Repeat the material below word for word and leave out all pictures.

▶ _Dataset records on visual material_
============

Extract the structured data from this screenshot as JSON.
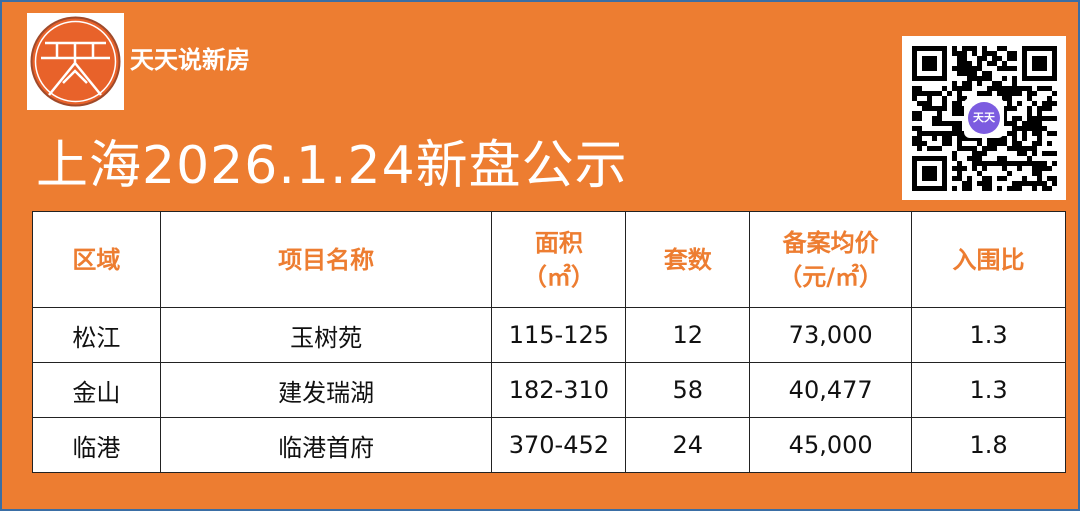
{
  "brand": {
    "name": "天天说新房",
    "logo_text": "天"
  },
  "title": "上海2026.1.24新盘公示",
  "qr": {
    "badge": "天天"
  },
  "table": {
    "headers": [
      [
        "区域"
      ],
      [
        "项目名称"
      ],
      [
        "面积",
        "（㎡）"
      ],
      [
        "套数"
      ],
      [
        "备案均价",
        "（元/㎡）"
      ],
      [
        "入围比"
      ]
    ],
    "rows": [
      [
        "松江",
        "玉树苑",
        "115-125",
        "12",
        "73,000",
        "1.3"
      ],
      [
        "金山",
        "建发瑞湖",
        "182-310",
        "58",
        "40,477",
        "1.3"
      ],
      [
        "临港",
        "临港首府",
        "370-452",
        "24",
        "45,000",
        "1.8"
      ]
    ]
  },
  "colors": {
    "background": "#ED7D31",
    "header_text": "#ED7D31"
  }
}
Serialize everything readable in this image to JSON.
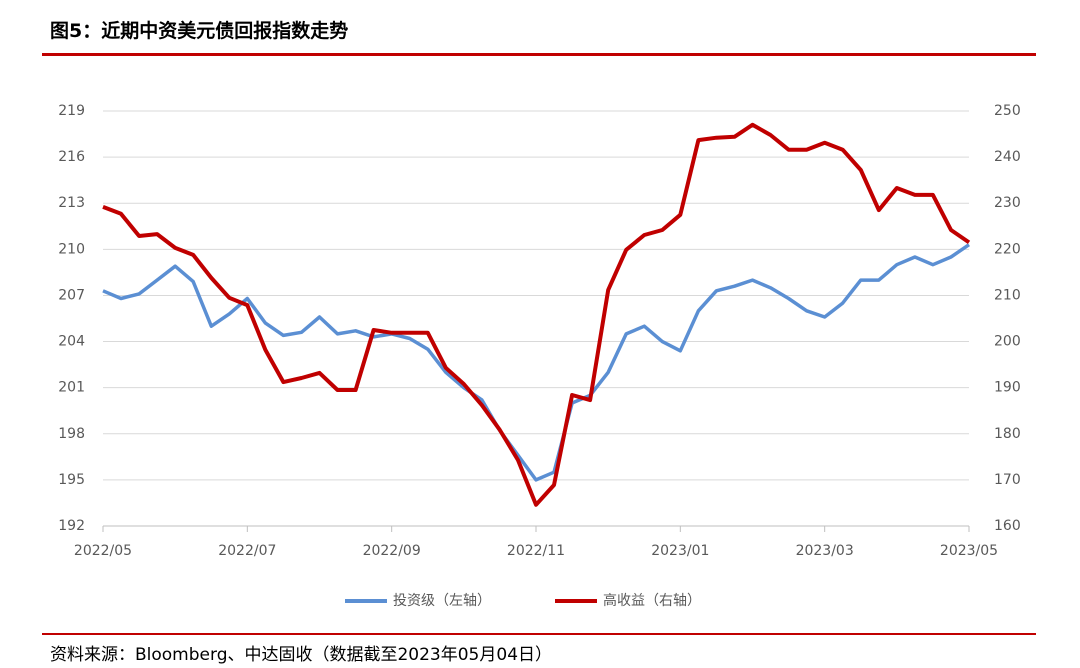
{
  "chart_data": {
    "type": "line",
    "title": "图5：近期中资美元债回报指数走势",
    "source": "资料来源：Bloomberg、中达固收（数据截至2023年05月04日）",
    "categories": [
      "2022/05",
      null,
      null,
      null,
      null,
      null,
      null,
      null,
      "2022/07",
      null,
      null,
      null,
      null,
      null,
      null,
      null,
      "2022/09",
      null,
      null,
      null,
      null,
      null,
      null,
      null,
      "2022/11",
      null,
      null,
      null,
      null,
      null,
      null,
      null,
      "2023/01",
      null,
      null,
      null,
      null,
      null,
      null,
      null,
      "2023/03",
      null,
      null,
      null,
      null,
      null,
      null,
      null,
      "2023/05"
    ],
    "series": [
      {
        "name": "投资级（左轴）",
        "color": "#5b8fd3",
        "axis": "y",
        "values": [
          207.3,
          206.8,
          207.1,
          208.0,
          208.9,
          207.9,
          205.0,
          205.8,
          206.8,
          205.2,
          204.4,
          204.6,
          205.6,
          204.5,
          204.7,
          204.3,
          204.5,
          204.2,
          203.5,
          202.0,
          201.0,
          200.2,
          198.2,
          196.6,
          195.0,
          195.5,
          200.0,
          200.5,
          202.0,
          204.5,
          205.0,
          204.0,
          203.4,
          206.0,
          207.3,
          207.6,
          208.0,
          207.5,
          206.8,
          206.0,
          205.6,
          206.5,
          208.0,
          208.0,
          209.0,
          209.5,
          209.0,
          209.5,
          210.3
        ]
      },
      {
        "name": "高收益（右轴）",
        "color": "#c00000",
        "axis": "y2",
        "values": [
          229.2,
          227.7,
          222.9,
          223.3,
          220.3,
          218.8,
          213.8,
          209.5,
          207.9,
          198.2,
          191.2,
          192.1,
          193.2,
          189.5,
          189.5,
          202.5,
          201.9,
          201.9,
          201.9,
          194.3,
          190.8,
          186.2,
          180.8,
          174.3,
          164.6,
          168.9,
          188.4,
          187.3,
          211.2,
          219.9,
          223.1,
          224.2,
          227.5,
          243.7,
          244.2,
          244.4,
          247.0,
          244.8,
          241.6,
          241.6,
          243.1,
          241.6,
          237.2,
          228.5,
          233.3,
          231.8,
          231.8,
          224.2,
          221.5
        ]
      }
    ],
    "ylim": [
      192,
      219
    ],
    "yticks": [
      192,
      195,
      198,
      201,
      204,
      207,
      210,
      213,
      216,
      219
    ],
    "y2lim": [
      160,
      250
    ],
    "y2ticks": [
      160,
      170,
      180,
      190,
      200,
      210,
      220,
      230,
      240,
      250
    ],
    "grid": true,
    "legend": "bottom"
  }
}
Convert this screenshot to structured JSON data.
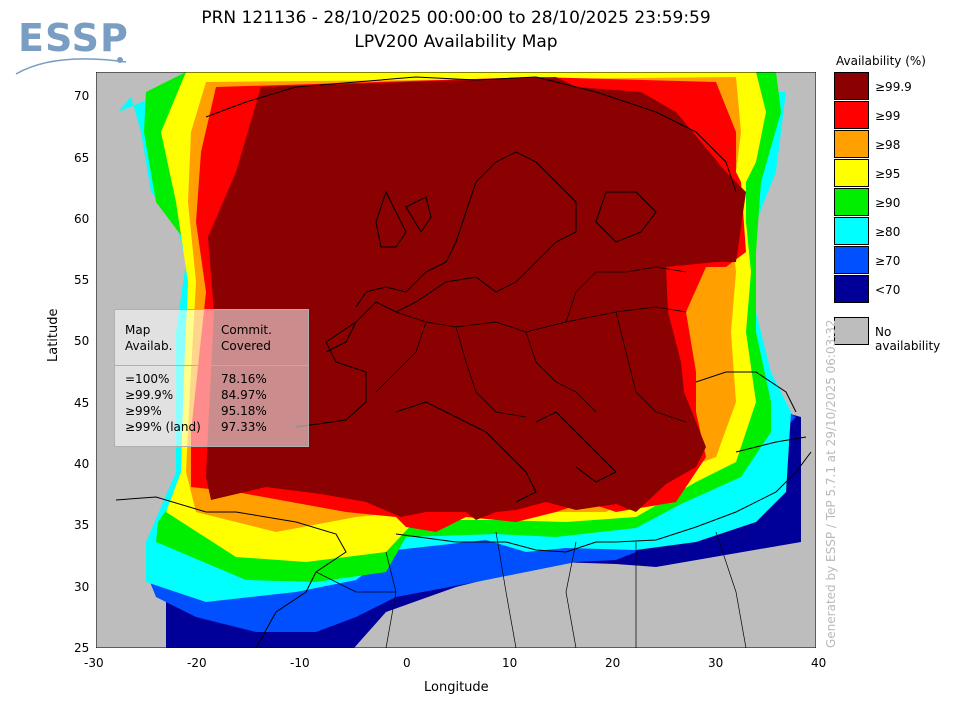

============

▶ _EXERCISE SOLUTION_
Extract the structured data from this screenshot as JSON.
{
  "brand": {
    "name": "天天说新房",
    "logo_text": "天"
  },
  "title": "上海2026.1.24新盘公示",
  "qr": {
    "badge": "天天"
  },
  "table": {
    "headers": [
      [
        "区域"
      ],
      [
        "项目名称"
      ],
      [
        "面积",
        "（㎡）"
      ],
      [
        "套数"
      ],
      [
        "备案均价",
        "（元/㎡）"
      ],
      [
        "入围比"
      ]
    ],
    "rows": [
      [
        "松江",
        "玉树苑",
        "115-125",
        "12",
        "73,000",
        "1.3"
      ],
      [
        "金山",
        "建发瑞湖",
        "182-310",
        "58",
        "40,477",
        "1.3"
      ],
      [
        "临港",
        "临港首府",
        "370-452",
        "24",
        "45,000",
        "1.8"
      ]
    ]
  },
  "colors": {
    "background": "#ED7D31",
    "header_text": "#ED7D31"
  }
}
Serialize everything readable in this image to JSON.
{
  "chart_data": {
    "type": "line",
    "title": "图5：近期中资美元债回报指数走势",
    "source": "资料来源：Bloomberg、中达固收（数据截至2023年05月04日）",
    "categories": [
      "2022/05",
      null,
      null,
      null,
      null,
      null,
      null,
      null,
      "2022/07",
      null,
      null,
      null,
      null,
      null,
      null,
      null,
      "2022/09",
      null,
      null,
      null,
      null,
      null,
      null,
      null,
      "2022/11",
      null,
      null,
      null,
      null,
      null,
      null,
      null,
      "2023/01",
      null,
      null,
      null,
      null,
      null,
      null,
      null,
      "2023/03",
      null,
      null,
      null,
      null,
      null,
      null,
      null,
      "2023/05"
    ],
    "series": [
      {
        "name": "投资级（左轴）",
        "color": "#5b8fd3",
        "axis": "y",
        "values": [
          207.3,
          206.8,
          207.1,
          208.0,
          208.9,
          207.9,
          205.0,
          205.8,
          206.8,
          205.2,
          204.4,
          204.6,
          205.6,
          204.5,
          204.7,
          204.3,
          204.5,
          204.2,
          203.5,
          202.0,
          201.0,
          200.2,
          198.2,
          196.6,
          195.0,
          195.5,
          200.0,
          200.5,
          202.0,
          204.5,
          205.0,
          204.0,
          203.4,
          206.0,
          207.3,
          207.6,
          208.0,
          207.5,
          206.8,
          206.0,
          205.6,
          206.5,
          208.0,
          208.0,
          209.0,
          209.5,
          209.0,
          209.5,
          210.3
        ]
      },
      {
        "name": "高收益（右轴）",
        "color": "#c00000",
        "axis": "y2",
        "values": [
          229.2,
          227.7,
          222.9,
          223.3,
          220.3,
          218.8,
          213.8,
          209.5,
          207.9,
          198.2,
          191.2,
          192.1,
          193.2,
          189.5,
          189.5,
          202.5,
          201.9,
          201.9,
          201.9,
          194.3,
          190.8,
          186.2,
          180.8,
          174.3,
          164.6,
          168.9,
          188.4,
          187.3,
          211.2,
          219.9,
          223.1,
          224.2,
          227.5,
          243.7,
          244.2,
          244.4,
          247.0,
          244.8,
          241.6,
          241.6,
          243.1,
          241.6,
          237.2,
          228.5,
          233.3,
          231.8,
          231.8,
          224.2,
          221.5
        ]
      }
    ],
    "ylim": [
      192,
      219
    ],
    "yticks": [
      192,
      195,
      198,
      201,
      204,
      207,
      210,
      213,
      216,
      219
    ],
    "y2lim": [
      160,
      250
    ],
    "y2ticks": [
      160,
      170,
      180,
      190,
      200,
      210,
      220,
      230,
      240,
      250
    ],
    "grid": true,
    "legend": "bottom"
  }
}
Convert this screenshot to structured JSON data.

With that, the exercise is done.